16. The method as recited in claim 12, further comprising collecting edge data comprising coiled tubing system torque data.

17. The method as recited in claim 12, further comprising collecting data from the cloud comprising lateral borehole deviation data, lateral borehole deviation rate data, lateral borehole azimuth data, and lateral borehole azimuth rate data.

18. A system for use in a well, comprising: a coiled tubing system having a bottom hole assembly coupled with coiled tubing, the bottom hole assembly being positioned for movement downhole into a well having a primary borehole and a plurality of lateral boreholes extending from the primary borehole; surface equipment coupled with the coiled tubing system to convey the coiled tubing and the bottom hole assembly downhole and to retrieve the coiled tubing and the bottom hole assembly; a sensor system working in cooperation with the coiled tubing system to obtain data on a plurality of parameters; and a processing system configured to process the data in combination with historical data to locate a first lateral borehole of the plurality of lateral boreholes and subsequently to locate additional lateral boreholes of the plurality of lateral boreholes. 19. The system as recited in claim 18, wherein the data comprises edge data and wherein the processing system is configured to update a model for determining lateral borehole location based at least in part on edge data acquired during location of each subsequent lateral borehole. 20. The system as recited in claim 19, wherein the processing system is configured to update the model by updating a tubing force module.

Description:
AUTOMATED MULTILATERAL ACCESS FOR COILED TUBING SYSTEM

USING EDGE COMPUTING

CROSS-REFERENCE TO RELATED APPLICATION

[0001] The present document is based on and claims priority to US Provisional

Application Serial No.: 62/914146 , filed October 11, 2019, which is incorporated herein by reference in its entirety.

### [Written instruction 1]
Reproduce word for word the part of the coiled tubing patent text starting at "CROSS-REFERENCE TO RELATED" and ending at "in its entirety.".
### [Written instruction 2]
Resume the coiled tubing patent text from the point where it stops.
The lines that come next are drawn from a different source than the coiled tubing patent text.

### [Provided material]
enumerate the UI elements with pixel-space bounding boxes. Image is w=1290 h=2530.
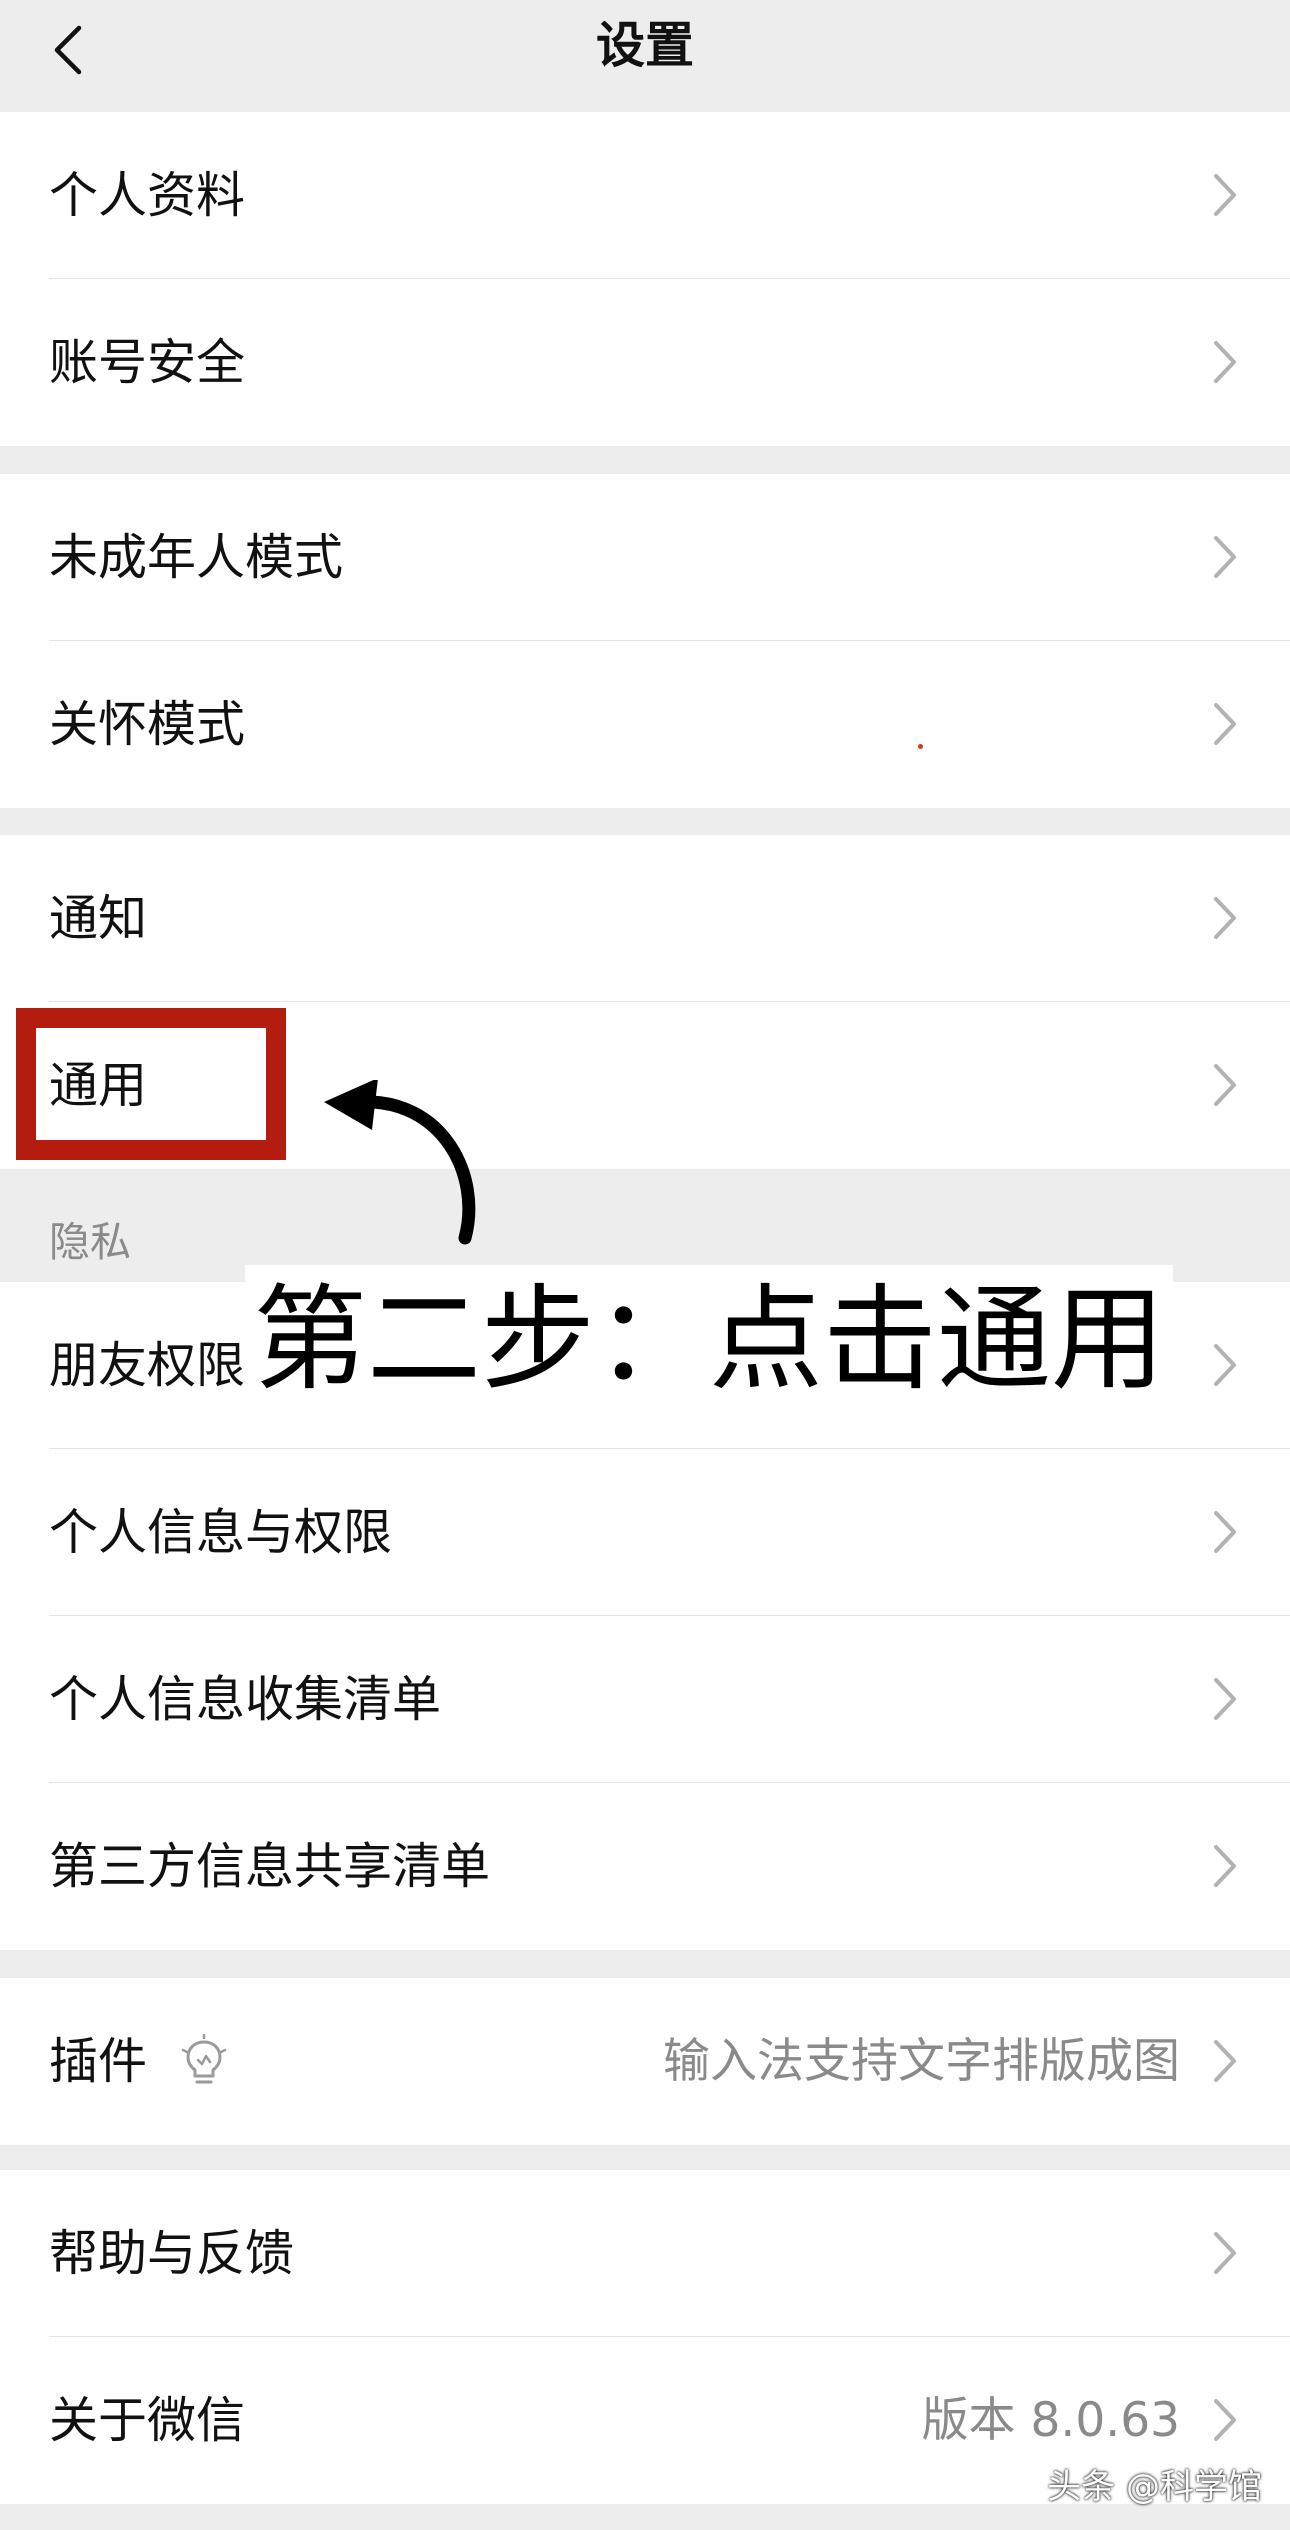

### [Task answer 1]
CROSS-REFERENCE TO RELATED APPLICATION

[0001] The present document is based on and claims priority to US Provisional

Application Serial No.: 62/914146 , filed October 11, 2019, which is incorporated herein by reference in its entirety.

### [Task answer 2]
BACKGROUND

[0002] In many well applications, coiled tubing equipment is used in well servicing and intervention operations. Depending on the operation, a bottom hole assembly (BHA) and/or other tools may be attached to an end of the coiled tubing and deployed to an area or areas of interest in the well. Coiled tubing equipment may comprise a continuous metal or composite tube deployable in a wellbore via a reel, an injector, and associated equipment located at the surface. Coiled tubing may be used for performing well treatment and/or well intervention operations in existing wellbores and such operations may include hydraulic fracturing, matrix acidizing, milling, perforating, coiled tubing drilling, or other services.

[0003] Additionally, modem wells often have secondary wellbores, referred to as laterals, drilled off a main wellbore to improve efficiency of reservoir contact and to reduce overall well construction cost. Creating the laterals during the drilling phase is relatively straightforward, but accessing the laterals later in the well completion phase or servicing phase can be problematic. In coiled tubing intervention operations, an angled arm referred to as a bent sub may be placed at the bottom of the coiled tubing and manipulated in an attempt to steer the coiled tubing string into the desired lateral. However, this process can be difficult. Various current techniques utilize substantial amounts of pumping and multiple iterations to find the correct laterals in a multilateral well.

SUMMARY

[0004] In general, a methodology and system enable automated location and access to specific laterals in a multilateral well utilizing a coiled tubing system. The locating and access technique employs an automated sequence using edge computing capabilities while providing a solution fully compatible with pumping stimulation fluids. According to an embodiment, the technique leverages computation of edge data and historical data, e.g. cloud stored data, to reliably locate and access specific laterals of a multilateral well. For example, the methodology and system may utilize surface measurement data, downhole data, and/or other edge data in combination with historical/treatment data stored, for example, in the cloud to substantially improve the accuracy and consistency of tubing force prediction at a multilateral window. As a result, specific laterals may be reliably located and entered for the desired servicing/intervention operation.

[0005] However, many modifications are possible without materially departing from the teachings of this disclosure. Accordingly, such modifications are intended to be included within the scope of this disclosure as defined in the claims.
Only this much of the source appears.